§ **Short problem**: Produce an exact copy of all the data below, dropping every image.

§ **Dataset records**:
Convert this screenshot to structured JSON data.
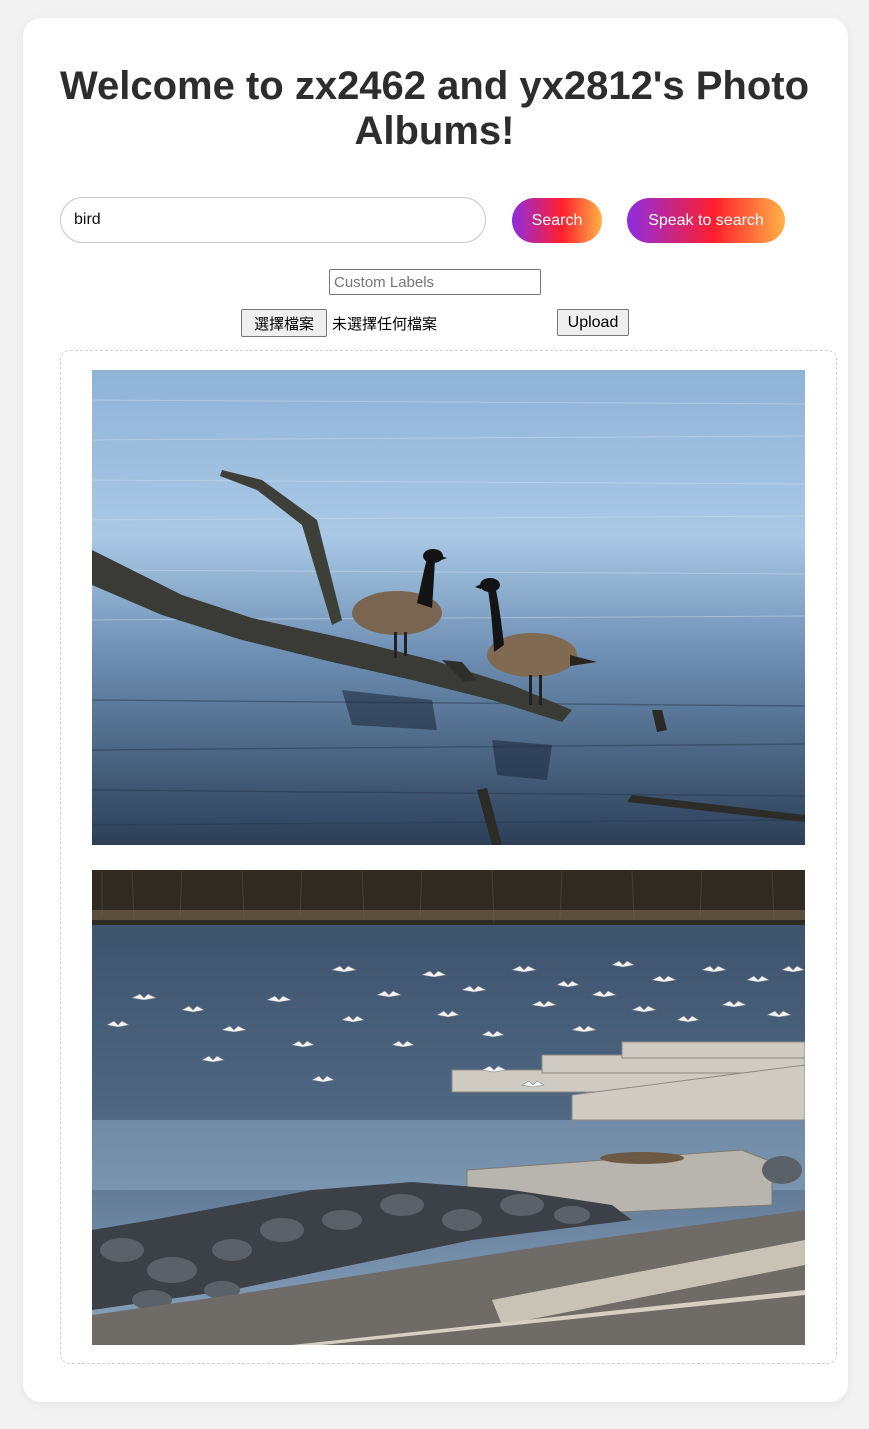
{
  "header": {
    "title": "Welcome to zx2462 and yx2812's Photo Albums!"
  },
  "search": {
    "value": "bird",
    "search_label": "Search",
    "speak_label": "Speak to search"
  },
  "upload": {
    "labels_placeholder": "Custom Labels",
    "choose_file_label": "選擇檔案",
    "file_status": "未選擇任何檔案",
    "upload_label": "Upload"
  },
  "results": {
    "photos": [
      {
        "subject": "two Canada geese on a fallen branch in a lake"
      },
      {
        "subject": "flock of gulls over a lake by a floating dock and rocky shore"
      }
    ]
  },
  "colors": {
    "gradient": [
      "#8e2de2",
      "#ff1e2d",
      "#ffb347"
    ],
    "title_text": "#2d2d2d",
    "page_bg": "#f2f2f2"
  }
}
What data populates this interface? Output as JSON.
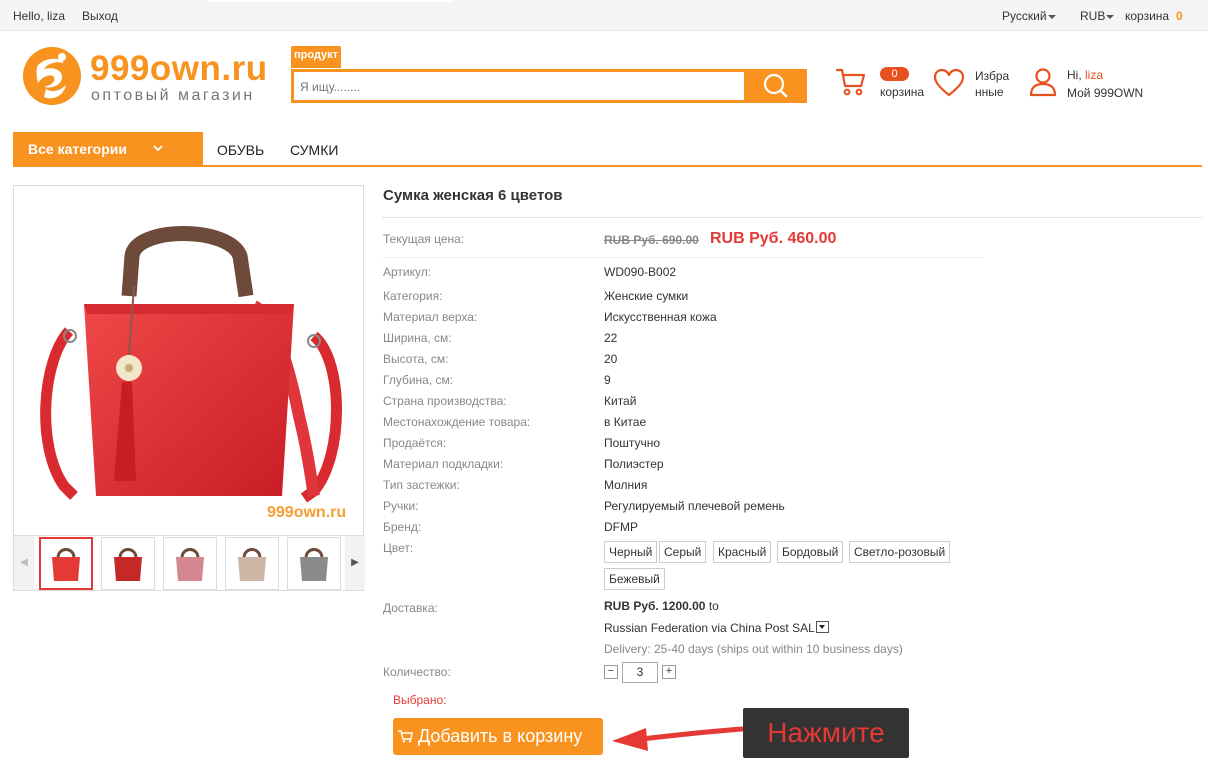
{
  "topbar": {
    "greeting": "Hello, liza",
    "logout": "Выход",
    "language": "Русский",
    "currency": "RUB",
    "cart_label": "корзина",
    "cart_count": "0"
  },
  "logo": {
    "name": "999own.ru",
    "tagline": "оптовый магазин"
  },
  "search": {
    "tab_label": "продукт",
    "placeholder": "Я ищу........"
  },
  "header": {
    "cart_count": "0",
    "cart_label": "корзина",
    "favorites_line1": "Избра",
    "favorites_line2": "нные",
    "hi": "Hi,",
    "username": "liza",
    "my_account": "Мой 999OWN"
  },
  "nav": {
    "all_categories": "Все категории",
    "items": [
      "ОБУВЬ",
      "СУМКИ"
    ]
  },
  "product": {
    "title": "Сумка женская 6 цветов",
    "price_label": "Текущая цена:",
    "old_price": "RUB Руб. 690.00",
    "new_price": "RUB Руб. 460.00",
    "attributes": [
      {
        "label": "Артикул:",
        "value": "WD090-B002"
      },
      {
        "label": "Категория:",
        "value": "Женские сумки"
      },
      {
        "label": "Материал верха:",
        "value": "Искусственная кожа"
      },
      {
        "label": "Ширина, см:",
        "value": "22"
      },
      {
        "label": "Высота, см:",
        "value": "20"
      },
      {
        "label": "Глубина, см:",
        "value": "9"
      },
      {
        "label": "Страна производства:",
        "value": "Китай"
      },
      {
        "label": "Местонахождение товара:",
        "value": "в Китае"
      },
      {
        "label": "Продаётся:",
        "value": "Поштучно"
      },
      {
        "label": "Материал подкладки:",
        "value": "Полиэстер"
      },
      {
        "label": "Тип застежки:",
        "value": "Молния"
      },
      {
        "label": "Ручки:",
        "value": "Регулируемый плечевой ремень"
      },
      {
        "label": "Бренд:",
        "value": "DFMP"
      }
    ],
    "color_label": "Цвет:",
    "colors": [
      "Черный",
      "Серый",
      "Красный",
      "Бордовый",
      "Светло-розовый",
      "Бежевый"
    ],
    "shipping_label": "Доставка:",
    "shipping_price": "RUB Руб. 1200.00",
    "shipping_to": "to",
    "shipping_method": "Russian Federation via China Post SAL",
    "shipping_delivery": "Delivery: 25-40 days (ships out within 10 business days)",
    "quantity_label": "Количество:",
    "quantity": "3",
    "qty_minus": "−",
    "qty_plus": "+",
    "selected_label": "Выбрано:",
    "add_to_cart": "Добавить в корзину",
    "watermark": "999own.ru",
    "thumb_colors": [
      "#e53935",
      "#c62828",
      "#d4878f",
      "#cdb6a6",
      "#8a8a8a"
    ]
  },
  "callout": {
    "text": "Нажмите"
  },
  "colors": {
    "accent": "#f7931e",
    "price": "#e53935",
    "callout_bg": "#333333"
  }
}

§ **The completed task**:
Convert this screenshot to structured JSON data.
{
  "header": {
    "title": "Welcome to zx2462 and yx2812's Photo Albums!"
  },
  "search": {
    "value": "bird",
    "search_label": "Search",
    "speak_label": "Speak to search"
  },
  "upload": {
    "labels_placeholder": "Custom Labels",
    "choose_file_label": "選擇檔案",
    "file_status": "未選擇任何檔案",
    "upload_label": "Upload"
  },
  "results": {
    "photos": [
      {
        "subject": "two Canada geese on a fallen branch in a lake"
      },
      {
        "subject": "flock of gulls over a lake by a floating dock and rocky shore"
      }
    ]
  },
  "colors": {
    "gradient": [
      "#8e2de2",
      "#ff1e2d",
      "#ffb347"
    ],
    "title_text": "#2d2d2d",
    "page_bg": "#f2f2f2"
  }
}
What data populates this interface? Output as JSON.
{
  "topbar": {
    "greeting": "Hello, liza",
    "logout": "Выход",
    "language": "Русский",
    "currency": "RUB",
    "cart_label": "корзина",
    "cart_count": "0"
  },
  "logo": {
    "name": "999own.ru",
    "tagline": "оптовый магазин"
  },
  "search": {
    "tab_label": "продукт",
    "placeholder": "Я ищу........"
  },
  "header": {
    "cart_count": "0",
    "cart_label": "корзина",
    "favorites_line1": "Избра",
    "favorites_line2": "нные",
    "hi": "Hi,",
    "username": "liza",
    "my_account": "Мой 999OWN"
  },
  "nav": {
    "all_categories": "Все категории",
    "items": [
      "ОБУВЬ",
      "СУМКИ"
    ]
  },
  "product": {
    "title": "Сумка женская 6 цветов",
    "price_label": "Текущая цена:",
    "old_price": "RUB Руб. 690.00",
    "new_price": "RUB Руб. 460.00",
    "attributes": [
      {
        "label": "Артикул:",
        "value": "WD090-B002"
      },
      {
        "label": "Категория:",
        "value": "Женские сумки"
      },
      {
        "label": "Материал верха:",
        "value": "Искусственная кожа"
      },
      {
        "label": "Ширина, см:",
        "value": "22"
      },
      {
        "label": "Высота, см:",
        "value": "20"
      },
      {
        "label": "Глубина, см:",
        "value": "9"
      },
      {
        "label": "Страна производства:",
        "value": "Китай"
      },
      {
        "label": "Местонахождение товара:",
        "value": "в Китае"
      },
      {
        "label": "Продаётся:",
        "value": "Поштучно"
      },
      {
        "label": "Материал подкладки:",
        "value": "Полиэстер"
      },
      {
        "label": "Тип застежки:",
        "value": "Молния"
      },
      {
        "label": "Ручки:",
        "value": "Регулируемый плечевой ремень"
      },
      {
        "label": "Бренд:",
        "value": "DFMP"
      }
    ],
    "color_label": "Цвет:",
    "colors": [
      "Черный",
      "Серый",
      "Красный",
      "Бордовый",
      "Светло-розовый",
      "Бежевый"
    ],
    "shipping_label": "Доставка:",
    "shipping_price": "RUB Руб. 1200.00",
    "shipping_to": "to",
    "shipping_method": "Russian Federation via China Post SAL",
    "shipping_delivery": "Delivery: 25-40 days (ships out within 10 business days)",
    "quantity_label": "Количество:",
    "quantity": "3",
    "qty_minus": "−",
    "qty_plus": "+",
    "selected_label": "Выбрано:",
    "add_to_cart": "Добавить в корзину",
    "watermark": "999own.ru",
    "thumb_colors": [
      "#e53935",
      "#c62828",
      "#d4878f",
      "#cdb6a6",
      "#8a8a8a"
    ]
  },
  "callout": {
    "text": "Нажмите"
  },
  "colors": {
    "accent": "#f7931e",
    "price": "#e53935",
    "callout_bg": "#333333"
  }
}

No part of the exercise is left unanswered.